Stored records:
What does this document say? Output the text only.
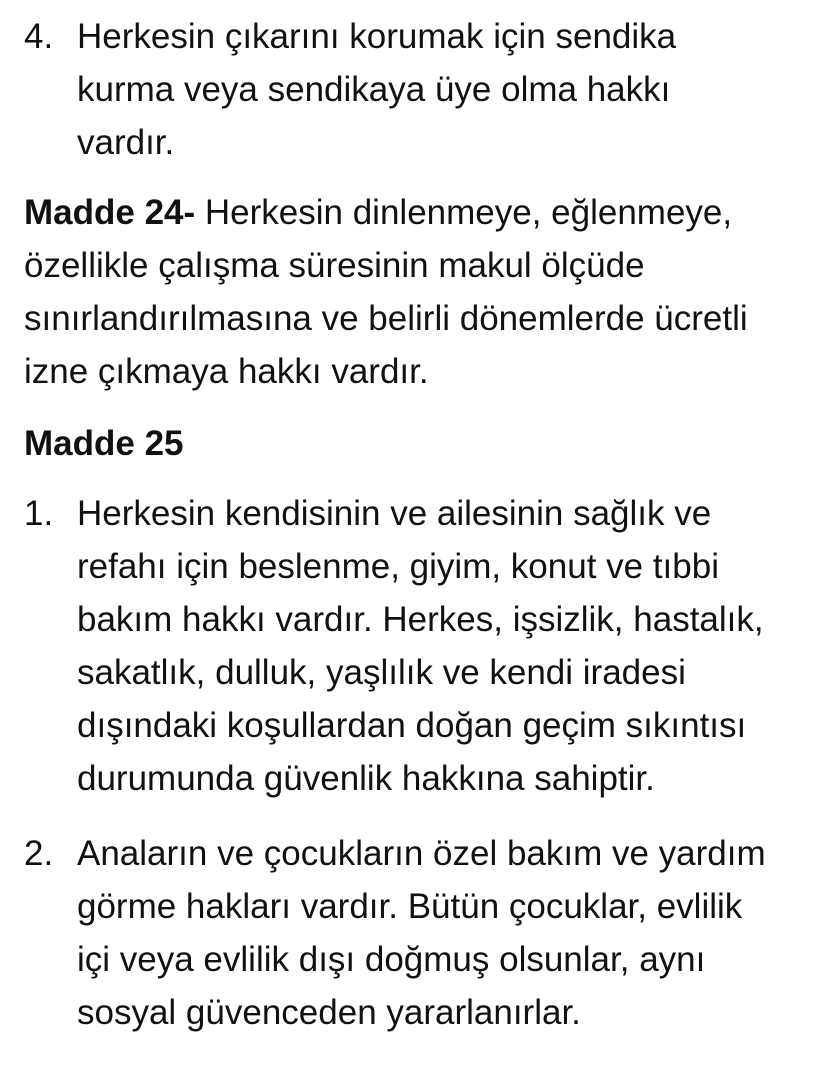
4. Herkesin çıkarını korumak için sendika
kurma veya sendikaya üye olma hakkı
vardır.
Madde 24- Herkesin dinlenmeye, eğlenmeye,
özellikle çalışma süresinin makul ölçüde
sınırlandırılmasına ve belirli dönemlerde ücretli
izne çıkmaya hakkı vardır.
Madde 25
1. Herkesin kendisinin ve ailesinin sağlık ve
refahı için beslenme, giyim, konut ve tıbbi
bakım hakkı vardır. Herkes, işsizlik, hastalık,
sakatlık, dulluk, yaşlılık ve kendi iradesi
dışındaki koşullardan doğan geçim sıkıntısı
durumunda güvenlik hakkına sahiptir.
2. Anaların ve çocukların özel bakım ve yardım
görme hakları vardır. Bütün çocuklar, evlilik
içi veya evlilik dışı doğmuş olsunlar, aynı
sosyal güvenceden yararlanırlar.
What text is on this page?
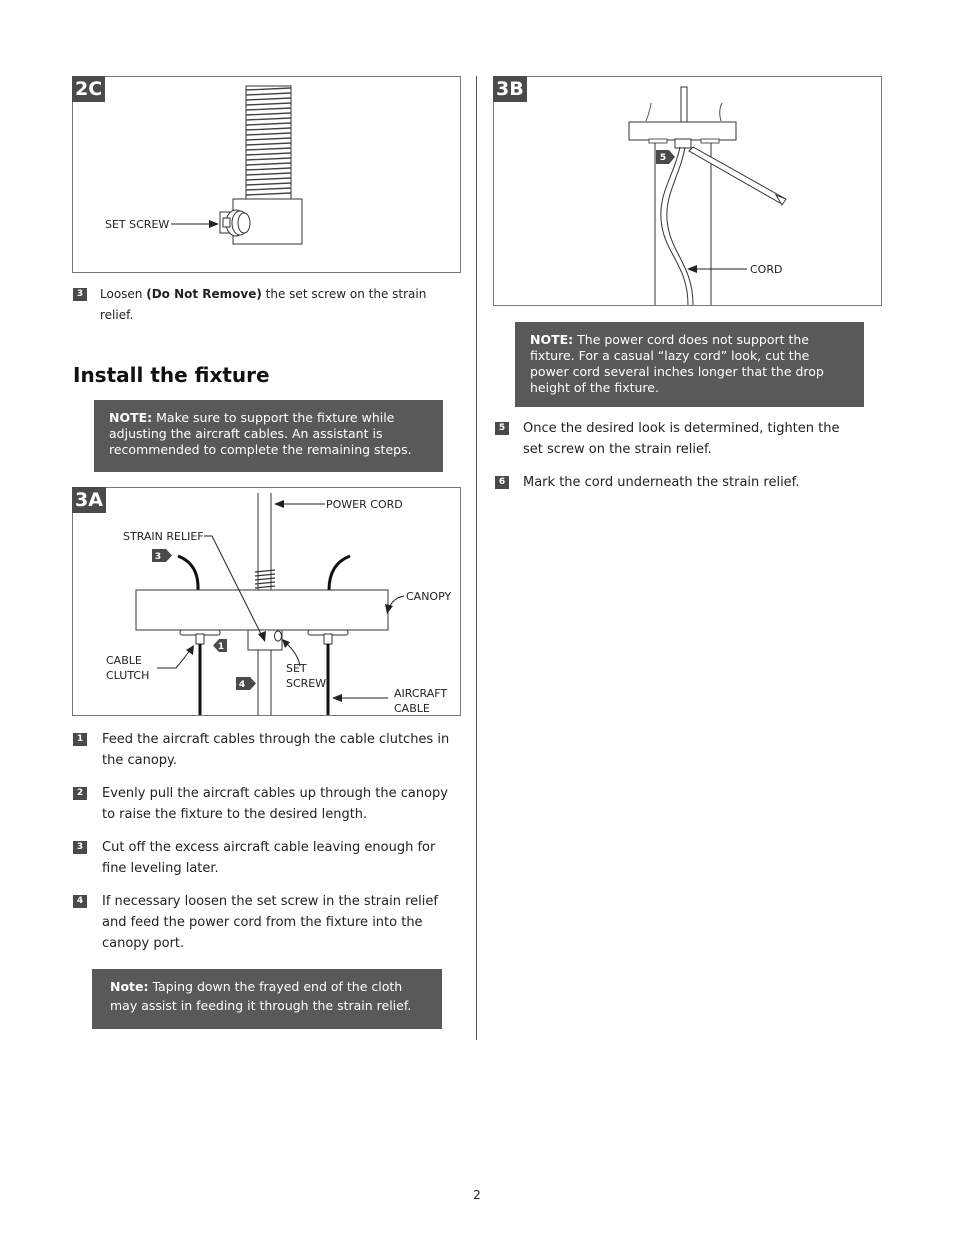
SET SCREW
2C
3	Loosen (Do Not Remove) the set screw on the strain relief.
Install the fixture
NOTE: Make sure to support the fixture while adjusting the aircraft cables. An assistant is recommended to complete the remaining steps.
POWER CORD
STRAIN RELIEF
CANOPY
CABLE
CLUTCH
SET
SCREW
AIRCRAFT
CABLE
3
1
4
3A
1 Feed the aircraft cables through the cable clutches in the canopy.
2 Evenly pull the aircraft cables up through the canopy to raise the fixture to the desired length.
3 Cut off the excess aircraft cable leaving enough for fine leveling later.
4 If necessary loosen the set screw in the strain relief and feed the power cord from the fixture into the canopy port.
Note: Taping down the frayed end of the cloth may assist in feeding it through the strain relief.
5
CORD
3B
NOTE: The power cord does not support the fixture. For a casual “lazy cord” look, cut the power cord several inches longer that the drop height of the fixture.
5 Once the desired look is determined, tighten the set screw on the strain relief.
6 Mark the cord underneath the strain relief.
2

What is expected: Only the lines from the line bearing "What text is on this page?" to the end of the listing above, both inclusive, should be extracted verbatim; the pictures are excluded.

Result of this exercise:
What text is on this page?
SET SCREW
2C
3	Loosen (Do Not Remove) the set screw on the strain relief.
Install the fixture
NOTE: Make sure to support the fixture while adjusting the aircraft cables. An assistant is recommended to complete the remaining steps.
POWER CORD
STRAIN RELIEF
CANOPY
CABLE
CLUTCH
SET
SCREW
AIRCRAFT
CABLE
3
1
4
3A
1 Feed the aircraft cables through the cable clutches in the canopy.
2 Evenly pull the aircraft cables up through the canopy to raise the fixture to the desired length.
3 Cut off the excess aircraft cable leaving enough for fine leveling later.
4 If necessary loosen the set screw in the strain relief and feed the power cord from the fixture into the canopy port.
Note: Taping down the frayed end of the cloth may assist in feeding it through the strain relief.
5
CORD
3B
NOTE: The power cord does not support the fixture. For a casual “lazy cord” look, cut the power cord several inches longer that the drop height of the fixture.
5 Once the desired look is determined, tighten the set screw on the strain relief.
6 Mark the cord underneath the strain relief.
2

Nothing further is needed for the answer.